### TEXT SHOWN
=== Begin Enclosure ===
My seatmate on my flight from Atlanta to Philadelphia is a Lt. Colonel in the U.S. Army. He watches me as I work in Microsoft PowerPoint. “You know,” he said, tapping on my shoulder. “I couldn’t help noticing what you were doing in PowerPoint. I wish more of our presentations were like yours.”
What did he mean by that?
Presenting vs. Reading
Just about every presenter I know uses Microsoft PowerPoint, or some other application like it. And I get it. It’s a great tool. It can turn even a boring speech into something more entertaining by:
- streaming video from the web
- playing audio clips
- showing animation
- offering notes to help the presenter along
PowerPoint has evolved to work on just about any device and can also be delivered over the Internet using wifi and the cloud. It can be the difference between a mediocre and a great presentation. But, unfortunately it can also be a presenter’s worst nightmare. If used wrong, PowerPoint can kill your presentation.
=== End Enclosure ===
### WHAT THIS EXERCISE ASKS
a) According to the piece on PowerPoint presentations, how can PowerPoint make even a boring speech more entertaining? Answer in one to three sentences.
b) Continue the piece on PowerPoint presentations from where it stops.

### DATA
=== Begin Enclosure ===
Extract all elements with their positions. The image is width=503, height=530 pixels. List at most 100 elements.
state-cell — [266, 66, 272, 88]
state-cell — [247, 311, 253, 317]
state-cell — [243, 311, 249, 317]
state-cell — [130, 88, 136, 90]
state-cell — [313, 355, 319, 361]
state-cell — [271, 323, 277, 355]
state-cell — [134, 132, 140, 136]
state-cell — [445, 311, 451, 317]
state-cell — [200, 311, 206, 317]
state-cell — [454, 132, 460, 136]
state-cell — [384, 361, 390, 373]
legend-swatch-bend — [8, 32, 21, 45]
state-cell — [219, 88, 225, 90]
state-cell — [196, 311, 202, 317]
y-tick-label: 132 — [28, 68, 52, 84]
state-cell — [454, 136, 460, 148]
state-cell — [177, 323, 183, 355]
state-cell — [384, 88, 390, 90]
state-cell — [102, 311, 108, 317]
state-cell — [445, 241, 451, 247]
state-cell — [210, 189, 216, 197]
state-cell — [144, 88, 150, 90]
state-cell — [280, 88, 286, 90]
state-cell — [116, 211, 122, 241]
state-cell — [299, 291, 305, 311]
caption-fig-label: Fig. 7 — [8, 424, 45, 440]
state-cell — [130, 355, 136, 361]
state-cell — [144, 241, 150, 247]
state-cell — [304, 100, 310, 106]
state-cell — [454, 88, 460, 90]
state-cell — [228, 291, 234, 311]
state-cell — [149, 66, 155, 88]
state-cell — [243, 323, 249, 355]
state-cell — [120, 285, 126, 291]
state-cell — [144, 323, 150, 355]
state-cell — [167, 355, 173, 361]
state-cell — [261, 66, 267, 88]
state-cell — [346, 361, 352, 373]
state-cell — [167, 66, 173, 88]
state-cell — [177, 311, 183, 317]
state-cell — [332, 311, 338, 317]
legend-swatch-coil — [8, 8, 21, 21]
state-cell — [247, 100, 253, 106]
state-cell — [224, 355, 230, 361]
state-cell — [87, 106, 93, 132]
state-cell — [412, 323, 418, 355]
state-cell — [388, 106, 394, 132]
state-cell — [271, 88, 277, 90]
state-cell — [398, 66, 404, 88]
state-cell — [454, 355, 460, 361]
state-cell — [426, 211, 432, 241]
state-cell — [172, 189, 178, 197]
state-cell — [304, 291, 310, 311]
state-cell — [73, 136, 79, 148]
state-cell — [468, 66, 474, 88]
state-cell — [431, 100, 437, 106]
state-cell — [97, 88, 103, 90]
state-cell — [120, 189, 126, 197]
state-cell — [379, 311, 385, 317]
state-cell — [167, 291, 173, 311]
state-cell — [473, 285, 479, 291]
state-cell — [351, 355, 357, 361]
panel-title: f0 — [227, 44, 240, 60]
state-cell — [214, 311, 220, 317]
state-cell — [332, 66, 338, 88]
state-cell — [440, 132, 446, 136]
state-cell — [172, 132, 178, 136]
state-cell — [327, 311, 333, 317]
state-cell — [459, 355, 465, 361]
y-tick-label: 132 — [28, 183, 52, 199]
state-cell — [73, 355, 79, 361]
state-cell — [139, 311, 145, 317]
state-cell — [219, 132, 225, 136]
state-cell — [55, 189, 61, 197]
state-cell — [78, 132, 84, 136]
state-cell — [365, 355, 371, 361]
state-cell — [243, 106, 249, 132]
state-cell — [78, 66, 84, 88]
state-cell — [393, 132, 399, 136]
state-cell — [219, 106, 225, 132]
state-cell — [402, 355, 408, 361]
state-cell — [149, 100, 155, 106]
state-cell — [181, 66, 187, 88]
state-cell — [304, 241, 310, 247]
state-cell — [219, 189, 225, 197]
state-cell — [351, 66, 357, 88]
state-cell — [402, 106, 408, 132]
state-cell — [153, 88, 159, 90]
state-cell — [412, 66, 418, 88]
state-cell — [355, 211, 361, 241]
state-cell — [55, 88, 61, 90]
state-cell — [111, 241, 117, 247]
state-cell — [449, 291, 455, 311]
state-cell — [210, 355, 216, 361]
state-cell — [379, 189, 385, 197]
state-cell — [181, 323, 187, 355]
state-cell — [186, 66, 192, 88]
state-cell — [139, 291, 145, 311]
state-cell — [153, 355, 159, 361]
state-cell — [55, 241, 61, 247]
=== End Enclosure ===
### SOLVED PROBLEMS
a) PowerPoint can make a boring speech more entertaining by streaming video from the web, playing audio clips, and showing animation. It can also offer notes to help the presenter along.

b)
My military seatmate’s biggest complaint about PowerPoint? “Too many words,” he said. “Every time I go to a presentation at work within the Army, there are lots and lots of slides with paragraphs and paragraphs of words.” PowerPoint is such a great tool that sometimes presenters use it as a crutch. They forget that they’re presenters, not readers. People can read. If they want to learn about your topic, they can get a book or find an article somewhere, trust me. Good presenters know to keep their slides brief, with short bullet points. They use these slides to remind them of certain facts for elaboration.
And they do what they’re paid to be doing: presenting, not reading.
And it’s just just reading your PowerPoint that can be a problem.
Some presenters love the cool new web-based features offered in PowerPoint. And they are cool – you can stream YouTube videos and browse the Internet and display animated Gifs and do all sorts of neat stuff. But that gives rise to another problem: depending on where you do your presentation, the Internet may stink–or at least your connection to it could. Too many presenters rely too heavily on all the web-based features for their presentation and then find themselves in serious trouble when the Internet connection at the meeting site is slow or non-existent.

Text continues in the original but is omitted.